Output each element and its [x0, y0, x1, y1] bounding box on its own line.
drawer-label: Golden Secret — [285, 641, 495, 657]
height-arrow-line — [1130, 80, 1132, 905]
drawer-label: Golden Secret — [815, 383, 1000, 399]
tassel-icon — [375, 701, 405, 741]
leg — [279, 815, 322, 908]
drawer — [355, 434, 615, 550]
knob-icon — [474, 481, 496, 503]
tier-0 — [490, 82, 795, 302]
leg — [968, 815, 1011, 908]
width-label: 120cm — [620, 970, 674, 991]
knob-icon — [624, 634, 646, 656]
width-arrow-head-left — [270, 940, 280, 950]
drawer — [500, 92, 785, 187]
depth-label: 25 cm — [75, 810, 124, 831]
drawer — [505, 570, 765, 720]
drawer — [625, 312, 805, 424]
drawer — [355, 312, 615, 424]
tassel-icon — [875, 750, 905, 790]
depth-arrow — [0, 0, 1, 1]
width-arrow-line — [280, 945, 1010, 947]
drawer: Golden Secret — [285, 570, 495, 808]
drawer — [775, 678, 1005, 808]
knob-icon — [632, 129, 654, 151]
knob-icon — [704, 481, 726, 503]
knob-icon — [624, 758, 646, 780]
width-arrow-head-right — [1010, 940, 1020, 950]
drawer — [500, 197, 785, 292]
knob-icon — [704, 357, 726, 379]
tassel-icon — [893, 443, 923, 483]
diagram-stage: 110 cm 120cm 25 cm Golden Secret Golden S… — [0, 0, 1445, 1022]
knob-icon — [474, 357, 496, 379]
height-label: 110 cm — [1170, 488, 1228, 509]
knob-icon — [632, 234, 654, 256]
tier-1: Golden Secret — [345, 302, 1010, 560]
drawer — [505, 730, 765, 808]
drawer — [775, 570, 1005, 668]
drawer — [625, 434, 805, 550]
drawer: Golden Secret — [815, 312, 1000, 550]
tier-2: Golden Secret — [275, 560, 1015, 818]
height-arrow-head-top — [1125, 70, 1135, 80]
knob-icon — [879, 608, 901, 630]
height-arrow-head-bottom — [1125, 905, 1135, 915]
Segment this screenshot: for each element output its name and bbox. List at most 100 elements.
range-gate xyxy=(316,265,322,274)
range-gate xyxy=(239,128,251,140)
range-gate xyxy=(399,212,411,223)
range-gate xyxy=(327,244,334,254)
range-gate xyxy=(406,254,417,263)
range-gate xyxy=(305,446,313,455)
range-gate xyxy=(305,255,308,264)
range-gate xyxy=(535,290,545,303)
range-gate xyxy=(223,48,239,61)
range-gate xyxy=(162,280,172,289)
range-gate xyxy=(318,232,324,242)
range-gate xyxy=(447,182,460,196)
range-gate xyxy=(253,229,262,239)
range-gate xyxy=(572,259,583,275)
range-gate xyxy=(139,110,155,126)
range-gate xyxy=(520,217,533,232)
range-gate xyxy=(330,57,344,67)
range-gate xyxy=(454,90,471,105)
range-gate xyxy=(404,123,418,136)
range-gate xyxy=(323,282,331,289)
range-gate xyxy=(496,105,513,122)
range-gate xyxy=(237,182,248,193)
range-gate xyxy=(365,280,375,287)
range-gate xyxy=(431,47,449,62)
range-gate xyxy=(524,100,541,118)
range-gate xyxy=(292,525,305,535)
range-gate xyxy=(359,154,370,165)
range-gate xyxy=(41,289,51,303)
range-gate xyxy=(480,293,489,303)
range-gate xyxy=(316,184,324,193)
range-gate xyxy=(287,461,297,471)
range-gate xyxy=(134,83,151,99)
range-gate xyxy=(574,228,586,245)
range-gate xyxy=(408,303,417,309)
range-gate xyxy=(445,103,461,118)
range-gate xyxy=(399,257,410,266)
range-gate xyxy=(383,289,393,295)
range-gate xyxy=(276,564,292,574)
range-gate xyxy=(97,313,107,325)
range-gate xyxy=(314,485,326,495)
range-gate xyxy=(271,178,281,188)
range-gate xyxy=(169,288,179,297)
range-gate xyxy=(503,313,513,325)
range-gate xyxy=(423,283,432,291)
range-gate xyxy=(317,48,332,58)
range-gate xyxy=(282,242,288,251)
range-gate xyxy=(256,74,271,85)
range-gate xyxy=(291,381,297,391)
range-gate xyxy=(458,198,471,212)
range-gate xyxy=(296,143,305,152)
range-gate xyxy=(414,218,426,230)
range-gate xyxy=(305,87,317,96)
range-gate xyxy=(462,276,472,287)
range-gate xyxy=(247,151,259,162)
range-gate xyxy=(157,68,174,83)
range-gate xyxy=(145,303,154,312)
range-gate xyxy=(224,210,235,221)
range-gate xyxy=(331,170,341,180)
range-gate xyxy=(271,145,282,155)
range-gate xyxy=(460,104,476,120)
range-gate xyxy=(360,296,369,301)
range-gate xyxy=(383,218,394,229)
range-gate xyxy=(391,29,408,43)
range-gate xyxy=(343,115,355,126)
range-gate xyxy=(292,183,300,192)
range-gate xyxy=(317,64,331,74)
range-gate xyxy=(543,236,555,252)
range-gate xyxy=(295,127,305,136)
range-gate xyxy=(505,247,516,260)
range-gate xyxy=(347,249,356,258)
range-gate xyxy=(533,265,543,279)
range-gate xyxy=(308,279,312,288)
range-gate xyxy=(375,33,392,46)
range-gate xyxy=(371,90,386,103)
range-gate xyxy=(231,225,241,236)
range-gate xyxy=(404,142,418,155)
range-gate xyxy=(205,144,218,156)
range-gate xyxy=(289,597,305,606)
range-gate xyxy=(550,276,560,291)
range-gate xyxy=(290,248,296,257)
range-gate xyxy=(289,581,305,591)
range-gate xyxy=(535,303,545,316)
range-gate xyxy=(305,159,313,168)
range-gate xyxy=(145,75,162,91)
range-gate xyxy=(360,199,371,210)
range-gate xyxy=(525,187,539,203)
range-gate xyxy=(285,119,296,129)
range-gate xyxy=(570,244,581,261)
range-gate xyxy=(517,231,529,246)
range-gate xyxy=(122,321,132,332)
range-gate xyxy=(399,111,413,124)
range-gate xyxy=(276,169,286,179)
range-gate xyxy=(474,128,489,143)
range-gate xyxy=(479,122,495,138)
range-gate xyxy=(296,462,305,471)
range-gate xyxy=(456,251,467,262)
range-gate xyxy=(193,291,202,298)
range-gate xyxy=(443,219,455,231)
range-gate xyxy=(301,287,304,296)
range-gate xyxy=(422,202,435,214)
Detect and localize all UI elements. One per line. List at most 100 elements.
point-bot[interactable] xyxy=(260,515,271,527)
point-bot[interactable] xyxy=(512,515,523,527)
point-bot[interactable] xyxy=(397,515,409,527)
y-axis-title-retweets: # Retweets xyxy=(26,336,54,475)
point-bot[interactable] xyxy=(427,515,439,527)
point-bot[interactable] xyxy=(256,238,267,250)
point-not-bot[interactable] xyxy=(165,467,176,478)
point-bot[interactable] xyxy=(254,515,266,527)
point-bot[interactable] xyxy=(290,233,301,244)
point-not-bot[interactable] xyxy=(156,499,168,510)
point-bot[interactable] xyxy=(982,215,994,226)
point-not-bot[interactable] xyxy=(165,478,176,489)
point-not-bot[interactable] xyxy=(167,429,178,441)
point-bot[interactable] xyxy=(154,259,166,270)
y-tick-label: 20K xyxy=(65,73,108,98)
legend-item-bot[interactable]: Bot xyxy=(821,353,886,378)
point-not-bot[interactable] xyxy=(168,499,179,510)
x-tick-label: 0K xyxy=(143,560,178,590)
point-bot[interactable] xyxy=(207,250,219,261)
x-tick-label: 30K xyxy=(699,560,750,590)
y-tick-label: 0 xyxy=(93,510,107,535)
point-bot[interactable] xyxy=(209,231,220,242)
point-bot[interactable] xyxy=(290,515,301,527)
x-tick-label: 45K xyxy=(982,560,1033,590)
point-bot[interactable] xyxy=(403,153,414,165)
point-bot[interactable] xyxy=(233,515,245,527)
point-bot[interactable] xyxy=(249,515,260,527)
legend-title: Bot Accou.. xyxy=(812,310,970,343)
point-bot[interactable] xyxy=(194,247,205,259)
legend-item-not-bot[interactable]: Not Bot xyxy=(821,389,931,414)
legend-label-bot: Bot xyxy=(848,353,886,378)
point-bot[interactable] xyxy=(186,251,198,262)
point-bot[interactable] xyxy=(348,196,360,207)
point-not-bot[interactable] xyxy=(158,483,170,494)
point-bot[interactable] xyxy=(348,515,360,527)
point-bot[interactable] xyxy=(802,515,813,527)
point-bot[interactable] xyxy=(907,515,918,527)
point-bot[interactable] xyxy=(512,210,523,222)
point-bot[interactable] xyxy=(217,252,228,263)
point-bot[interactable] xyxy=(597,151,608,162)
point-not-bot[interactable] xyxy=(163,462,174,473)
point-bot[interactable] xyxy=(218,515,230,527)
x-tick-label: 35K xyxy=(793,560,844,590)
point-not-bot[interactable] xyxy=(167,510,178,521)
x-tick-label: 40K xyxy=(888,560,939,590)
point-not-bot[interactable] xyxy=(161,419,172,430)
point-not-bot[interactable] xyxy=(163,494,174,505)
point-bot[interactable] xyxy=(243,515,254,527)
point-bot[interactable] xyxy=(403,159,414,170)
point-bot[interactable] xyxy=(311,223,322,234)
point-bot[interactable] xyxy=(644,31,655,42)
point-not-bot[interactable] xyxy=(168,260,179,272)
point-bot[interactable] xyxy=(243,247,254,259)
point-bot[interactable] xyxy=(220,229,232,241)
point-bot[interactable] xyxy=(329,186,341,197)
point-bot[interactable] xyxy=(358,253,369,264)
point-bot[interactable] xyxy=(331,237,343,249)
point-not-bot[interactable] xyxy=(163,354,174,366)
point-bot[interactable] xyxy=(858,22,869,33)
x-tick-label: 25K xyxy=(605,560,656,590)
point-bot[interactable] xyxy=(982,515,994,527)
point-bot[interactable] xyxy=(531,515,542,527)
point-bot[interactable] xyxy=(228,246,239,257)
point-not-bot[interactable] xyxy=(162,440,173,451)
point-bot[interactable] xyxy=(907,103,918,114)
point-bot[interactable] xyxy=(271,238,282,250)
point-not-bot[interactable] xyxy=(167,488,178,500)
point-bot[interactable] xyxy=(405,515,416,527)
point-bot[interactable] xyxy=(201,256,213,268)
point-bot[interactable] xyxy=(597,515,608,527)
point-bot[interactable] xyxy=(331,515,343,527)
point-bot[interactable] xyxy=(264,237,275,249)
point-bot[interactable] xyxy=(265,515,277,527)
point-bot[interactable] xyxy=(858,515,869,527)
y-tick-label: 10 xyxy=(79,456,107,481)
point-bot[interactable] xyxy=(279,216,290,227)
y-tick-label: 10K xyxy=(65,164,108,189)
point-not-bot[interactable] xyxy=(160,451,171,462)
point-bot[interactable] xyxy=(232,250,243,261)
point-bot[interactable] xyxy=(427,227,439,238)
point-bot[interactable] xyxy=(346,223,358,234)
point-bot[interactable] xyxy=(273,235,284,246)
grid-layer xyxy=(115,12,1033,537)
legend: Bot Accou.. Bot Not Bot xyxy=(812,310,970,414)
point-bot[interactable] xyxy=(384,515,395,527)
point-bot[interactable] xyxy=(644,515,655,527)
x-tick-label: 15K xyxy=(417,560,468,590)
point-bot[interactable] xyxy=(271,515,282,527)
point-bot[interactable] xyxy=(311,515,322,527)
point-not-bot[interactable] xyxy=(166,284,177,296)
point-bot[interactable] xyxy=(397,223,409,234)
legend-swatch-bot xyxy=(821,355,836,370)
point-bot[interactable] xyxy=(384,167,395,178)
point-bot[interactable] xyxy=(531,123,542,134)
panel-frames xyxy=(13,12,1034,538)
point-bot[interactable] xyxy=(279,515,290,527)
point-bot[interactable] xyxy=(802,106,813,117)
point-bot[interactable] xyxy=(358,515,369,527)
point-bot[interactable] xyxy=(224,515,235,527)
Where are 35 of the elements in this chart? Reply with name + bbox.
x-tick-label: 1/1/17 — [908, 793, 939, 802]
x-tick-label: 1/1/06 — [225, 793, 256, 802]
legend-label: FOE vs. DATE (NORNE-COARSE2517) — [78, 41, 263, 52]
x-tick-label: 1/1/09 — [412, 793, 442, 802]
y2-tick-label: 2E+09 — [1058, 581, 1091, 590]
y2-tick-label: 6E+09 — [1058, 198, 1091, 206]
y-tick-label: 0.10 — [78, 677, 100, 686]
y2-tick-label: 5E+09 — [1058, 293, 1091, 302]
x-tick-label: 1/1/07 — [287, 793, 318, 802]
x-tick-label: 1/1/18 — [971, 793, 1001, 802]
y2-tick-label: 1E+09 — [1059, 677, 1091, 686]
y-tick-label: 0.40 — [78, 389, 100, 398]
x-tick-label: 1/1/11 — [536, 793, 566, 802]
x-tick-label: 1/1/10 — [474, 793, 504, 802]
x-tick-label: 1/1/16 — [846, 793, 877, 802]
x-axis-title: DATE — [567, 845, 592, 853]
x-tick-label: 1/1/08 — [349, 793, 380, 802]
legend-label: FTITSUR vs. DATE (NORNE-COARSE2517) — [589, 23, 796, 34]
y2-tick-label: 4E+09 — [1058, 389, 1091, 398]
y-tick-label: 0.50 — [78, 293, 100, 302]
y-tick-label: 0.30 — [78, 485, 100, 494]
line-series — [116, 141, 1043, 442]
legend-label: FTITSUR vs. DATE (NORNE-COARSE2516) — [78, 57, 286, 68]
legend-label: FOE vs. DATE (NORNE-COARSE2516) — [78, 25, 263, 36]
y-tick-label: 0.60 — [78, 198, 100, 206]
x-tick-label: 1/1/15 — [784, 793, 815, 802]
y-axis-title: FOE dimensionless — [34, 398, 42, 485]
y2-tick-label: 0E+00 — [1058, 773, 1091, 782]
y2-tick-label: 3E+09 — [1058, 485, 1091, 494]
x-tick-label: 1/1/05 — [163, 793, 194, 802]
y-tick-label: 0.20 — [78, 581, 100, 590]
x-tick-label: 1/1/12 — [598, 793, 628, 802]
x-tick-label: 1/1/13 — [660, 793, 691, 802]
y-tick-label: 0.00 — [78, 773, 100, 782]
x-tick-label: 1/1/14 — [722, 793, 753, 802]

============

Exercise prompt: Copy out the records from the very beginning through the line containing "tassel-icon — [893, 443, 923, 483]", both ends included.

Full answer:
Output each element and its [x0, y0, x1, y1] bounding box on its own line.
drawer-label: Golden Secret — [285, 641, 495, 657]
height-arrow-line — [1130, 80, 1132, 905]
drawer-label: Golden Secret — [815, 383, 1000, 399]
tassel-icon — [375, 701, 405, 741]
leg — [279, 815, 322, 908]
drawer — [355, 434, 615, 550]
knob-icon — [474, 481, 496, 503]
tier-0 — [490, 82, 795, 302]
leg — [968, 815, 1011, 908]
width-label: 120cm — [620, 970, 674, 991]
knob-icon — [624, 634, 646, 656]
width-arrow-head-left — [270, 940, 280, 950]
drawer — [500, 92, 785, 187]
depth-label: 25 cm — [75, 810, 124, 831]
drawer — [505, 570, 765, 720]
drawer — [625, 312, 805, 424]
drawer — [355, 312, 615, 424]
tassel-icon — [875, 750, 905, 790]
depth-arrow — [0, 0, 1, 1]
width-arrow-line — [280, 945, 1010, 947]
drawer: Golden Secret — [285, 570, 495, 808]
drawer — [775, 678, 1005, 808]
knob-icon — [632, 129, 654, 151]
knob-icon — [704, 481, 726, 503]
knob-icon — [624, 758, 646, 780]
width-arrow-head-right — [1010, 940, 1020, 950]
drawer — [500, 197, 785, 292]
knob-icon — [704, 357, 726, 379]
tassel-icon — [893, 443, 923, 483]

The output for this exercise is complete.